• **Task**: In the entries that follow, find the word "weekday" and report each line it is on.

• **Supplied information**:
━━━━━━━━━━
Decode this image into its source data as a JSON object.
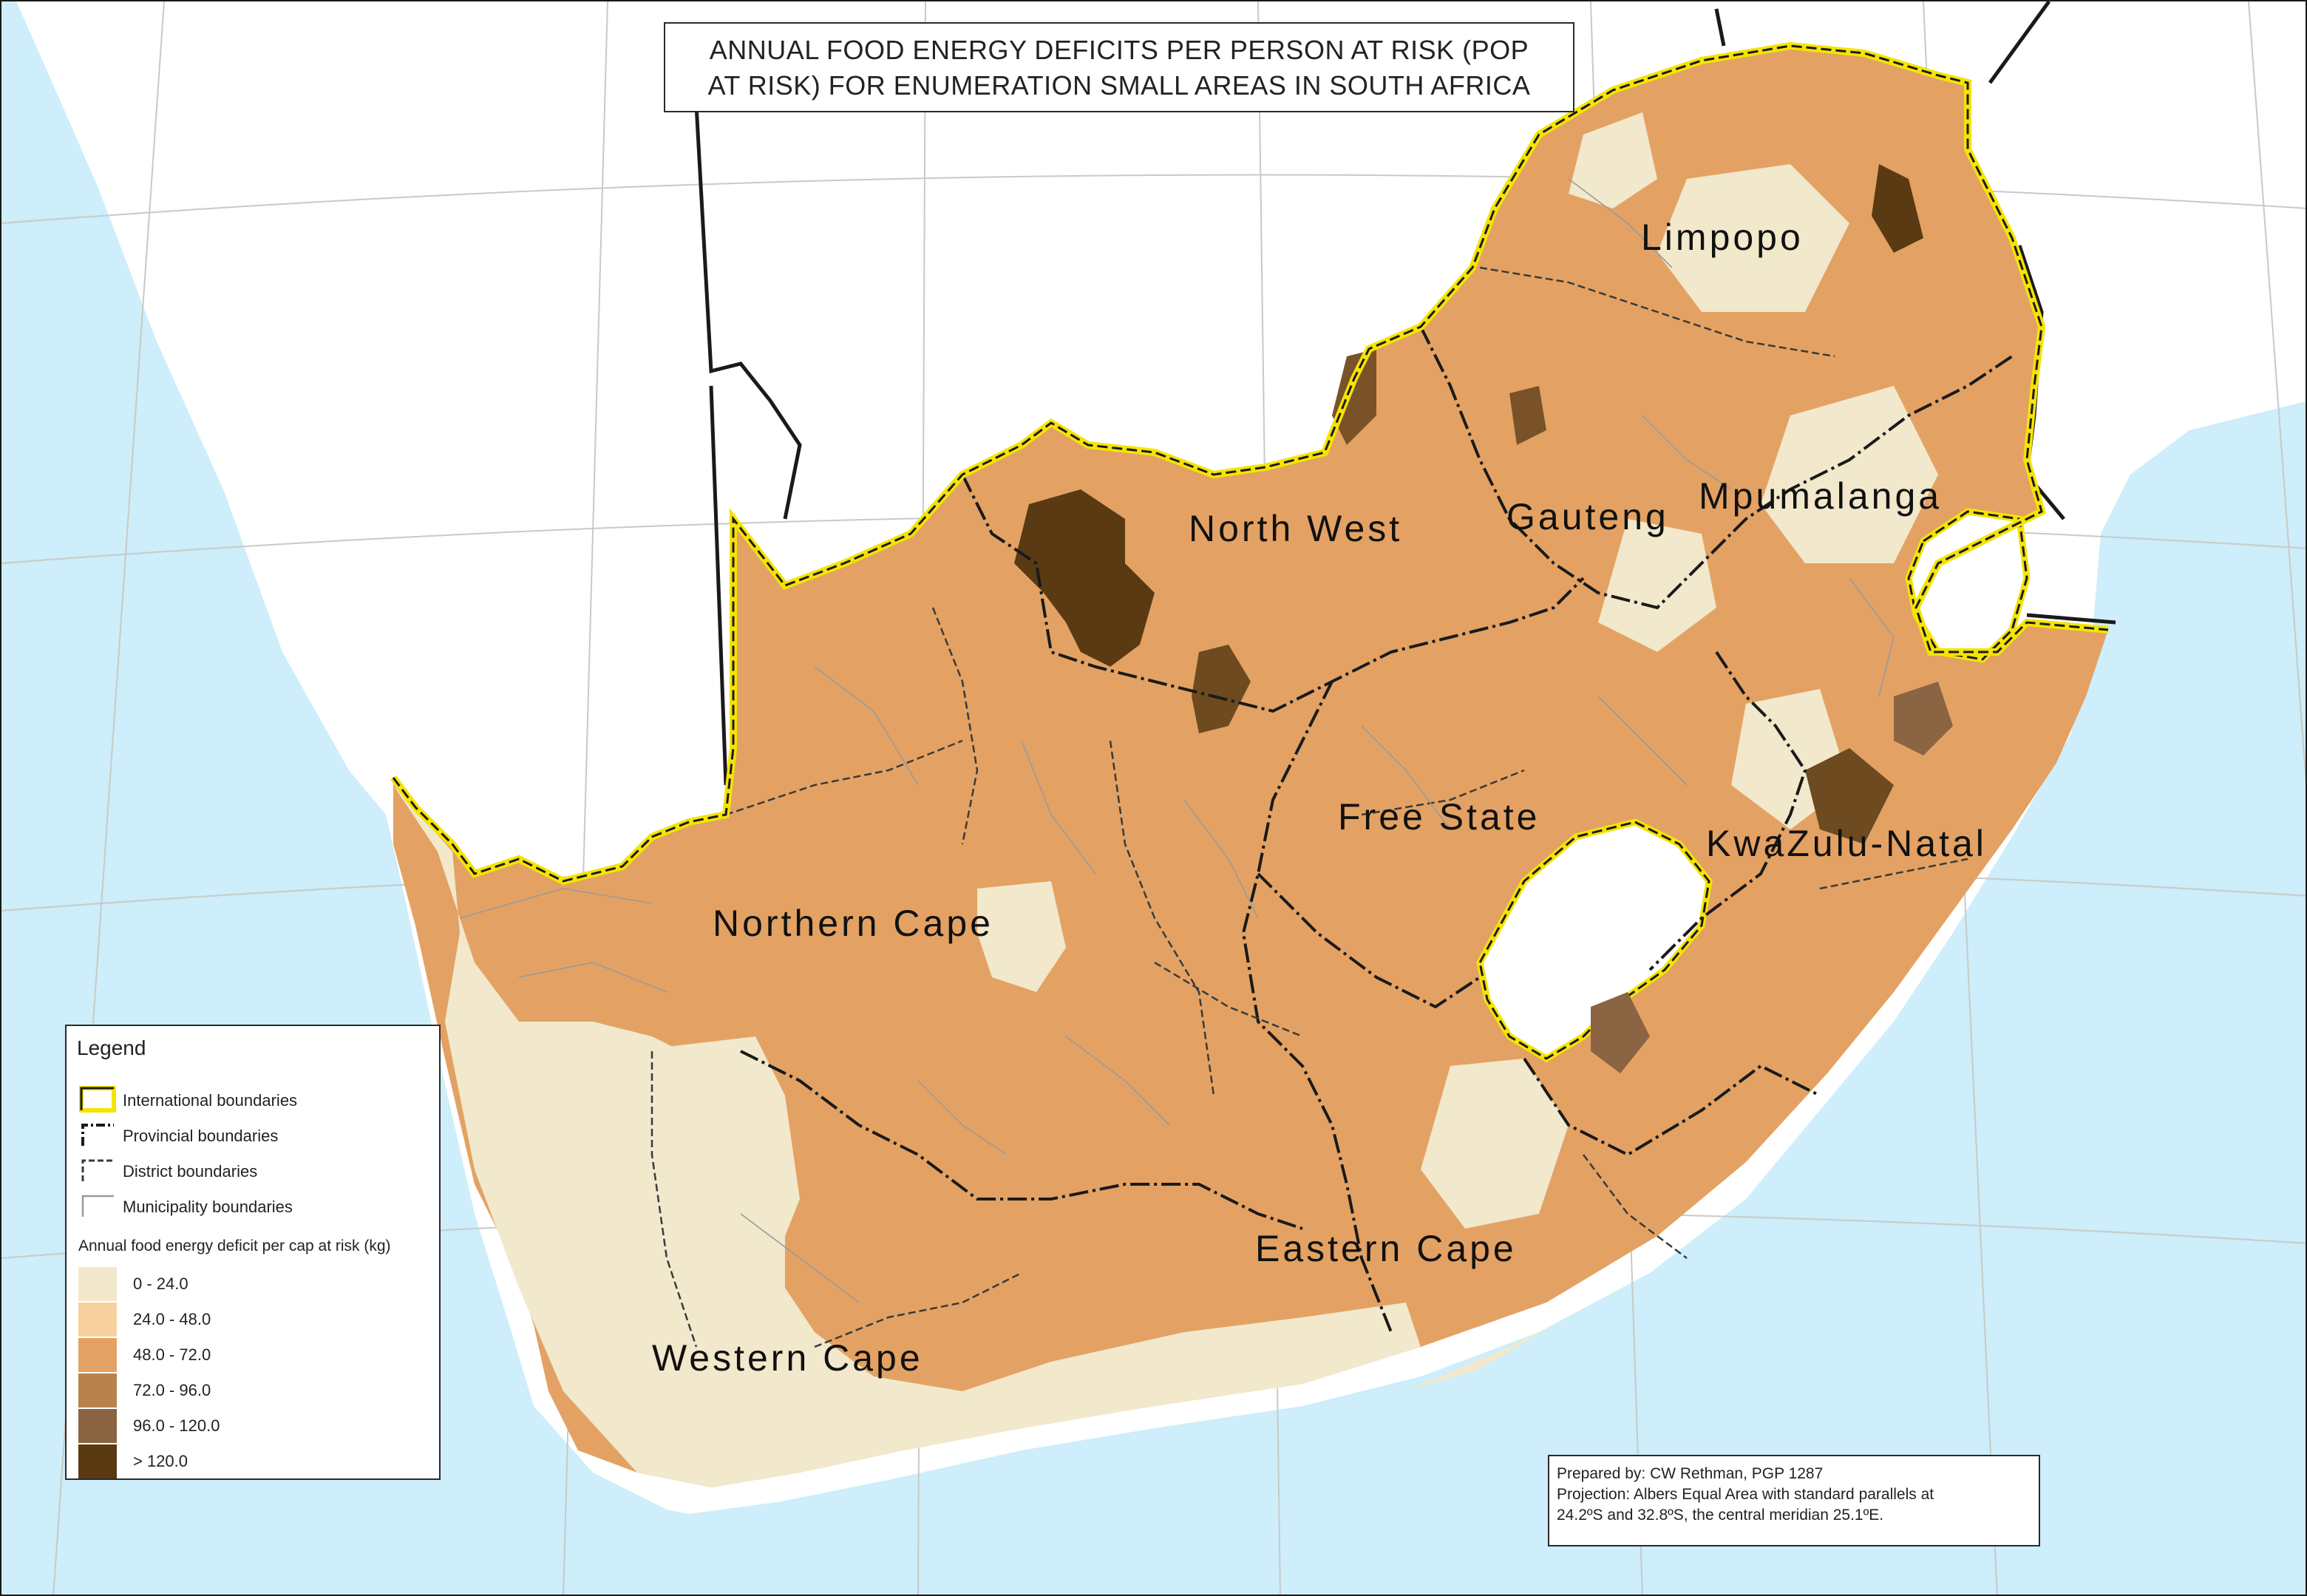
{
  "title": {
    "line1": "ANNUAL FOOD ENERGY DEFICITS PER PERSON AT RISK (POP",
    "line2": "AT RISK) FOR ENUMERATION SMALL AREAS IN SOUTH AFRICA"
  },
  "provinces": [
    {
      "id": "limpopo",
      "label": "Limpopo"
    },
    {
      "id": "north-west",
      "label": "North West"
    },
    {
      "id": "gauteng",
      "label": "Gauteng"
    },
    {
      "id": "mpumalanga",
      "label": "Mpumalanga"
    },
    {
      "id": "free-state",
      "label": "Free State"
    },
    {
      "id": "kwazulu-natal",
      "label": "KwaZulu-Natal"
    },
    {
      "id": "northern-cape",
      "label": "Northern Cape"
    },
    {
      "id": "eastern-cape",
      "label": "Eastern Cape"
    },
    {
      "id": "western-cape",
      "label": "Western Cape"
    }
  ],
  "legend": {
    "title": "Legend",
    "boundaries": [
      {
        "label": "International boundaries"
      },
      {
        "label": "Provincial boundaries"
      },
      {
        "label": "District boundaries"
      },
      {
        "label": "Municipality boundaries"
      }
    ],
    "ramp_title": "Annual food energy deficit per cap at risk (kg)",
    "classes": [
      {
        "label": "0 - 24.0",
        "color": "#f2e8cc"
      },
      {
        "label": "24.0 - 48.0",
        "color": "#f7d29e"
      },
      {
        "label": "48.0 - 72.0",
        "color": "#e3a263"
      },
      {
        "label": "72.0 - 96.0",
        "color": "#b8824e"
      },
      {
        "label": "96.0 - 120.0",
        "color": "#8a6443"
      },
      {
        "label": "> 120.0",
        "color": "#5a3a12"
      }
    ]
  },
  "credits": {
    "line1": "Prepared by: CW Rethman, PGP 1287",
    "line2": "Projection: Albers Equal Area with standard parallels at",
    "line3": "24.2ºS  and 32.8ºS, the central meridian 25.1ºE."
  },
  "colors": {
    "ocean": "#cdeefa",
    "land_outside": "#ffffff",
    "international_boundary": "#f5e400",
    "boundary_dark": "#1a1a1a"
  }
}
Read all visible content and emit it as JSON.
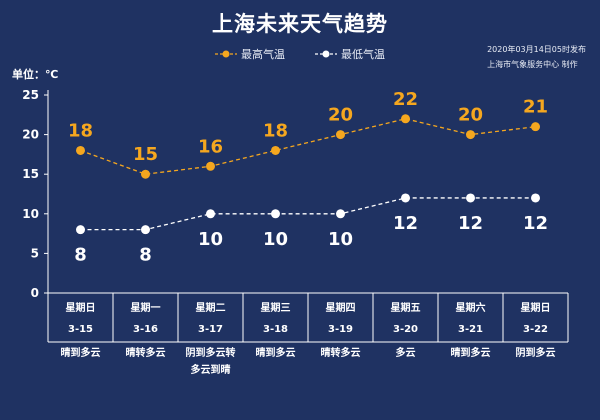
{
  "title": "上海未来天气趋势",
  "publish": {
    "line1": "2020年03月14日05时发布",
    "line2": "上海市气象服务中心  制作"
  },
  "unit_label": "单位：℃",
  "colors": {
    "high": "#f5a71f",
    "low": "#ffffff",
    "background": "#1f3262"
  },
  "chart_data": {
    "type": "line",
    "ylim": [
      0,
      25
    ],
    "yticks": [
      "0",
      "5",
      "10",
      "15",
      "20",
      "25"
    ],
    "days": [
      {
        "weekday": "星期日",
        "date": "3-15",
        "weather": [
          "晴到多云"
        ]
      },
      {
        "weekday": "星期一",
        "date": "3-16",
        "weather": [
          "晴转多云"
        ]
      },
      {
        "weekday": "星期二",
        "date": "3-17",
        "weather": [
          "阴到多云转",
          "多云到晴"
        ]
      },
      {
        "weekday": "星期三",
        "date": "3-18",
        "weather": [
          "晴到多云"
        ]
      },
      {
        "weekday": "星期四",
        "date": "3-19",
        "weather": [
          "晴转多云"
        ]
      },
      {
        "weekday": "星期五",
        "date": "3-20",
        "weather": [
          "多云"
        ]
      },
      {
        "weekday": "星期六",
        "date": "3-21",
        "weather": [
          "晴到多云"
        ]
      },
      {
        "weekday": "星期日",
        "date": "3-22",
        "weather": [
          "阴到多云"
        ]
      }
    ],
    "series": [
      {
        "name": "最高气温",
        "values": [
          18,
          15,
          16,
          18,
          20,
          22,
          20,
          21
        ]
      },
      {
        "name": "最低气温",
        "values": [
          8,
          8,
          10,
          10,
          10,
          12,
          12,
          12
        ]
      }
    ]
  }
}
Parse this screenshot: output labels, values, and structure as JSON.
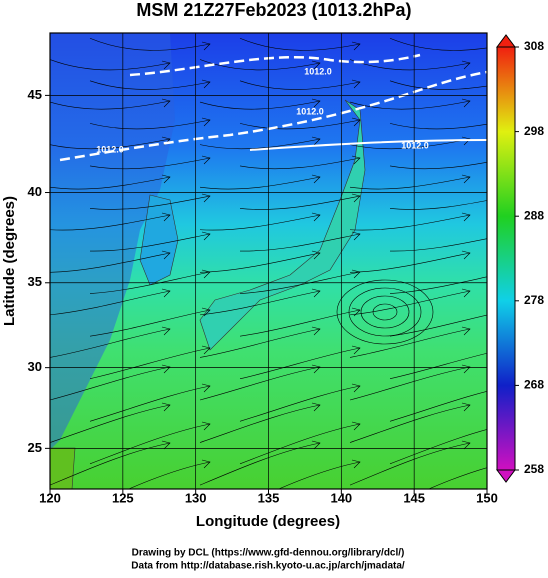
{
  "chart_data": {
    "type": "vector-field-map",
    "title": "MSM 21Z27Feb2023 (1013.2hPa)",
    "x_label": "Longitude (degrees)",
    "y_label": "Latitude  (degrees)",
    "xlim": [
      120,
      150
    ],
    "xticks": [
      120,
      125,
      130,
      135,
      140,
      145,
      150
    ],
    "ylim": [
      22.4,
      48
    ],
    "yticks": [
      25,
      30,
      35,
      40,
      45
    ],
    "yscale": "mercator",
    "grid": true,
    "colorbar": {
      "lim": [
        258,
        308
      ],
      "ticks": [
        258,
        268,
        278,
        288,
        298,
        308
      ]
    },
    "contour_labels": [
      "1012.0",
      "1012.0",
      "1012.0",
      "1012.0"
    ],
    "footer": [
      "Drawing by DCL (https://www.gfd-dennou.org/library/dcl/)",
      "Data from http://database.rish.kyoto-u.ac.jp/arch/jmadata/"
    ]
  }
}
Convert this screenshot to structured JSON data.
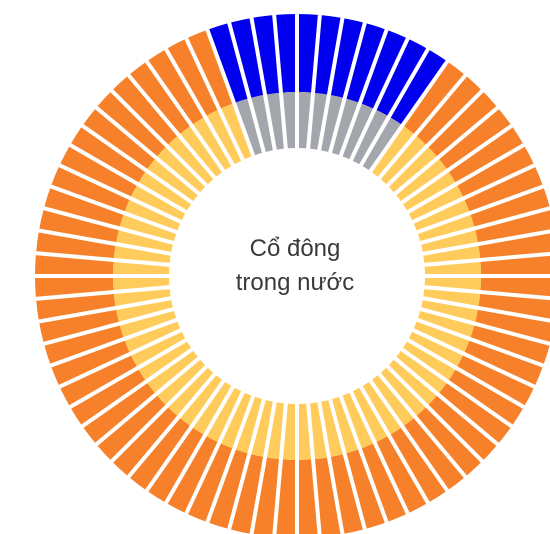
{
  "chart_data": {
    "type": "pie",
    "center_label": {
      "line1": "Cổ đông",
      "line2": "trong nước"
    },
    "segment_count": 72,
    "start_angle_deg": -20,
    "rings": [
      {
        "ring": "outer",
        "series": [
          {
            "color": "#0000ee",
            "segments": 11
          },
          {
            "color": "#f6812a",
            "segments": 61
          }
        ]
      },
      {
        "ring": "inner",
        "series": [
          {
            "color": "#a4a6ad",
            "segments": 11
          },
          {
            "color": "#ffcc5c",
            "segments": 61
          }
        ]
      }
    ],
    "gap_color": "#ffffff",
    "legend": "none"
  }
}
━━━━━━━━━━
• **Response to this task**:
        "weekday": "星期日",
        "weekday": "星期一",
        "weekday": "星期二",
        "weekday": "星期三",
        "weekday": "星期四",
        "weekday": "星期五",
        "weekday": "星期六",
        "weekday": "星期日",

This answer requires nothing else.